## TO BE DONE
Every record below should be transcribed exactly. Omit the images.

-----

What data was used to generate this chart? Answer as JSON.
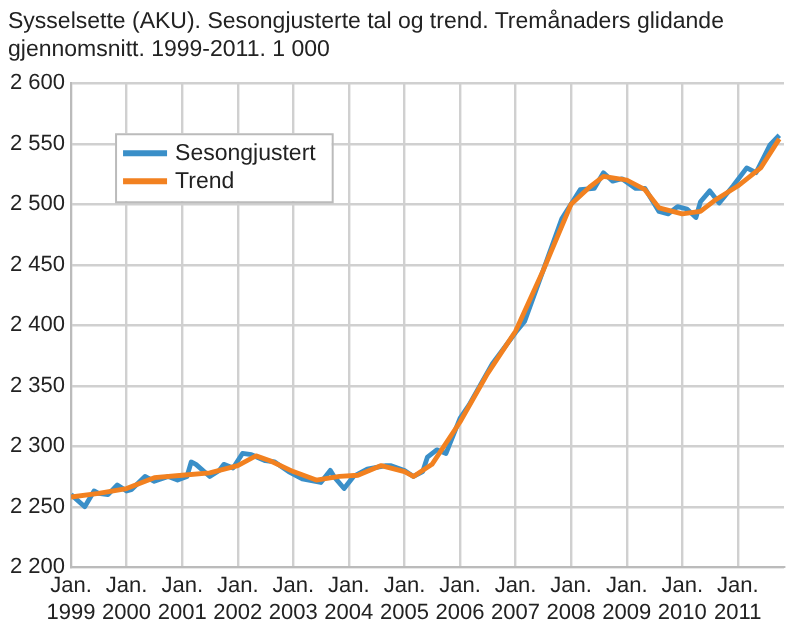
{
  "chart_data": {
    "type": "line",
    "title": "Sysselsette (AKU).  Sesongjusterte tal og trend. Tremånaders glidande gjennomsnitt. 1999-2011. 1 000",
    "xlim": [
      "1999-01",
      "2011-11"
    ],
    "xticks": [
      {
        "value": "1999-01",
        "label": "Jan. 1999"
      },
      {
        "value": "2000-01",
        "label": "Jan. 2000"
      },
      {
        "value": "2001-01",
        "label": "Jan. 2001"
      },
      {
        "value": "2002-01",
        "label": "Jan. 2002"
      },
      {
        "value": "2003-01",
        "label": "Jan. 2003"
      },
      {
        "value": "2004-01",
        "label": "Jan. 2004"
      },
      {
        "value": "2005-01",
        "label": "Jan. 2005"
      },
      {
        "value": "2006-01",
        "label": "Jan. 2006"
      },
      {
        "value": "2007-01",
        "label": "Jan. 2007"
      },
      {
        "value": "2008-01",
        "label": "Jan. 2008"
      },
      {
        "value": "2009-01",
        "label": "Jan. 2009"
      },
      {
        "value": "2010-01",
        "label": "Jan. 2010"
      },
      {
        "value": "2011-01",
        "label": "Jan. 2011"
      }
    ],
    "ylim": [
      2200,
      2600
    ],
    "yticks": [
      {
        "value": 2200,
        "label": "2 200"
      },
      {
        "value": 2250,
        "label": "2 250"
      },
      {
        "value": 2300,
        "label": "2 300"
      },
      {
        "value": 2350,
        "label": "2 350"
      },
      {
        "value": 2400,
        "label": "2 400"
      },
      {
        "value": 2450,
        "label": "2 450"
      },
      {
        "value": 2500,
        "label": "2 500"
      },
      {
        "value": 2550,
        "label": "2 550"
      },
      {
        "value": 2600,
        "label": "2 600"
      }
    ],
    "grid": true,
    "legend": "top left",
    "marker": "none",
    "line_style": "solid",
    "series": [
      {
        "name": "Trend",
        "color": "#f28120",
        "x": [
          "1999-01",
          "1999-07",
          "2000-01",
          "2000-07",
          "2001-01",
          "2001-07",
          "2002-01",
          "2002-05",
          "2002-08",
          "2003-01",
          "2003-06",
          "2003-11",
          "2004-03",
          "2004-08",
          "2005-01",
          "2005-03",
          "2005-07",
          "2006-01",
          "2006-07",
          "2007-01",
          "2007-07",
          "2008-01",
          "2008-05",
          "2008-08",
          "2009-01",
          "2009-05",
          "2009-08",
          "2010-01",
          "2010-05",
          "2010-08",
          "2011-01",
          "2011-06",
          "2011-10"
        ],
        "values": [
          2258,
          2261,
          2265,
          2274,
          2276,
          2278,
          2284,
          2292,
          2288,
          2279,
          2272,
          2275,
          2276,
          2284,
          2279,
          2275,
          2285,
          2320,
          2360,
          2395,
          2445,
          2500,
          2514,
          2523,
          2520,
          2512,
          2497,
          2492,
          2494,
          2503,
          2515,
          2530,
          2554
        ]
      },
      {
        "name": "Sesongjustert",
        "color": "#3a8fc8",
        "x": [
          "1999-01",
          "1999-04",
          "1999-06",
          "1999-07",
          "1999-09",
          "1999-11",
          "2000-01",
          "2000-02",
          "2000-05",
          "2000-07",
          "2000-10",
          "2000-12",
          "2001-02",
          "2001-03",
          "2001-04",
          "2001-07",
          "2001-09",
          "2001-10",
          "2001-12",
          "2002-02",
          "2002-04",
          "2002-07",
          "2002-09",
          "2002-12",
          "2003-03",
          "2003-07",
          "2003-09",
          "2003-10",
          "2003-12",
          "2004-02",
          "2004-05",
          "2004-09",
          "2004-10",
          "2005-01",
          "2005-03",
          "2005-05",
          "2005-06",
          "2005-08",
          "2005-10",
          "2006-01",
          "2006-03",
          "2006-08",
          "2007-01",
          "2007-03",
          "2007-07",
          "2007-11",
          "2008-03",
          "2008-06",
          "2008-08",
          "2008-10",
          "2008-12",
          "2009-03",
          "2009-05",
          "2009-08",
          "2009-10",
          "2009-12",
          "2010-02",
          "2010-04",
          "2010-05",
          "2010-07",
          "2010-09",
          "2010-12",
          "2011-03",
          "2011-05",
          "2011-08",
          "2011-10"
        ],
        "values": [
          2260,
          2250,
          2263,
          2261,
          2260,
          2268,
          2263,
          2264,
          2275,
          2271,
          2275,
          2272,
          2275,
          2287,
          2285,
          2275,
          2280,
          2285,
          2282,
          2294,
          2293,
          2288,
          2287,
          2279,
          2273,
          2270,
          2280,
          2274,
          2265,
          2275,
          2281,
          2284,
          2284,
          2280,
          2275,
          2279,
          2291,
          2297,
          2294,
          2323,
          2334,
          2368,
          2394,
          2403,
          2445,
          2488,
          2512,
          2513,
          2526,
          2519,
          2521,
          2513,
          2513,
          2494,
          2492,
          2498,
          2496,
          2489,
          2502,
          2511,
          2501,
          2515,
          2530,
          2526,
          2549,
          2557
        ]
      }
    ]
  }
}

-----

## FULL SOLUTION
What data was used to generate this chart? Answer as JSON.
{
  "chart_data": {
    "type": "line",
    "title": "Sysselsette (AKU).  Sesongjusterte tal og trend. Tremånaders glidande gjennomsnitt. 1999-2011. 1 000",
    "xlim": [
      "1999-01",
      "2011-11"
    ],
    "xticks": [
      {
        "value": "1999-01",
        "label": "Jan. 1999"
      },
      {
        "value": "2000-01",
        "label": "Jan. 2000"
      },
      {
        "value": "2001-01",
        "label": "Jan. 2001"
      },
      {
        "value": "2002-01",
        "label": "Jan. 2002"
      },
      {
        "value": "2003-01",
        "label": "Jan. 2003"
      },
      {
        "value": "2004-01",
        "label": "Jan. 2004"
      },
      {
        "value": "2005-01",
        "label": "Jan. 2005"
      },
      {
        "value": "2006-01",
        "label": "Jan. 2006"
      },
      {
        "value": "2007-01",
        "label": "Jan. 2007"
      },
      {
        "value": "2008-01",
        "label": "Jan. 2008"
      },
      {
        "value": "2009-01",
        "label": "Jan. 2009"
      },
      {
        "value": "2010-01",
        "label": "Jan. 2010"
      },
      {
        "value": "2011-01",
        "label": "Jan. 2011"
      }
    ],
    "ylim": [
      2200,
      2600
    ],
    "yticks": [
      {
        "value": 2200,
        "label": "2 200"
      },
      {
        "value": 2250,
        "label": "2 250"
      },
      {
        "value": 2300,
        "label": "2 300"
      },
      {
        "value": 2350,
        "label": "2 350"
      },
      {
        "value": 2400,
        "label": "2 400"
      },
      {
        "value": 2450,
        "label": "2 450"
      },
      {
        "value": 2500,
        "label": "2 500"
      },
      {
        "value": 2550,
        "label": "2 550"
      },
      {
        "value": 2600,
        "label": "2 600"
      }
    ],
    "grid": true,
    "legend": "top left",
    "marker": "none",
    "line_style": "solid",
    "series": [
      {
        "name": "Trend",
        "color": "#f28120",
        "x": [
          "1999-01",
          "1999-07",
          "2000-01",
          "2000-07",
          "2001-01",
          "2001-07",
          "2002-01",
          "2002-05",
          "2002-08",
          "2003-01",
          "2003-06",
          "2003-11",
          "2004-03",
          "2004-08",
          "2005-01",
          "2005-03",
          "2005-07",
          "2006-01",
          "2006-07",
          "2007-01",
          "2007-07",
          "2008-01",
          "2008-05",
          "2008-08",
          "2009-01",
          "2009-05",
          "2009-08",
          "2010-01",
          "2010-05",
          "2010-08",
          "2011-01",
          "2011-06",
          "2011-10"
        ],
        "values": [
          2258,
          2261,
          2265,
          2274,
          2276,
          2278,
          2284,
          2292,
          2288,
          2279,
          2272,
          2275,
          2276,
          2284,
          2279,
          2275,
          2285,
          2320,
          2360,
          2395,
          2445,
          2500,
          2514,
          2523,
          2520,
          2512,
          2497,
          2492,
          2494,
          2503,
          2515,
          2530,
          2554
        ]
      },
      {
        "name": "Sesongjustert",
        "color": "#3a8fc8",
        "x": [
          "1999-01",
          "1999-04",
          "1999-06",
          "1999-07",
          "1999-09",
          "1999-11",
          "2000-01",
          "2000-02",
          "2000-05",
          "2000-07",
          "2000-10",
          "2000-12",
          "2001-02",
          "2001-03",
          "2001-04",
          "2001-07",
          "2001-09",
          "2001-10",
          "2001-12",
          "2002-02",
          "2002-04",
          "2002-07",
          "2002-09",
          "2002-12",
          "2003-03",
          "2003-07",
          "2003-09",
          "2003-10",
          "2003-12",
          "2004-02",
          "2004-05",
          "2004-09",
          "2004-10",
          "2005-01",
          "2005-03",
          "2005-05",
          "2005-06",
          "2005-08",
          "2005-10",
          "2006-01",
          "2006-03",
          "2006-08",
          "2007-01",
          "2007-03",
          "2007-07",
          "2007-11",
          "2008-03",
          "2008-06",
          "2008-08",
          "2008-10",
          "2008-12",
          "2009-03",
          "2009-05",
          "2009-08",
          "2009-10",
          "2009-12",
          "2010-02",
          "2010-04",
          "2010-05",
          "2010-07",
          "2010-09",
          "2010-12",
          "2011-03",
          "2011-05",
          "2011-08",
          "2011-10"
        ],
        "values": [
          2260,
          2250,
          2263,
          2261,
          2260,
          2268,
          2263,
          2264,
          2275,
          2271,
          2275,
          2272,
          2275,
          2287,
          2285,
          2275,
          2280,
          2285,
          2282,
          2294,
          2293,
          2288,
          2287,
          2279,
          2273,
          2270,
          2280,
          2274,
          2265,
          2275,
          2281,
          2284,
          2284,
          2280,
          2275,
          2279,
          2291,
          2297,
          2294,
          2323,
          2334,
          2368,
          2394,
          2403,
          2445,
          2488,
          2512,
          2513,
          2526,
          2519,
          2521,
          2513,
          2513,
          2494,
          2492,
          2498,
          2496,
          2489,
          2502,
          2511,
          2501,
          2515,
          2530,
          2526,
          2549,
          2557
        ]
      }
    ]
  }
}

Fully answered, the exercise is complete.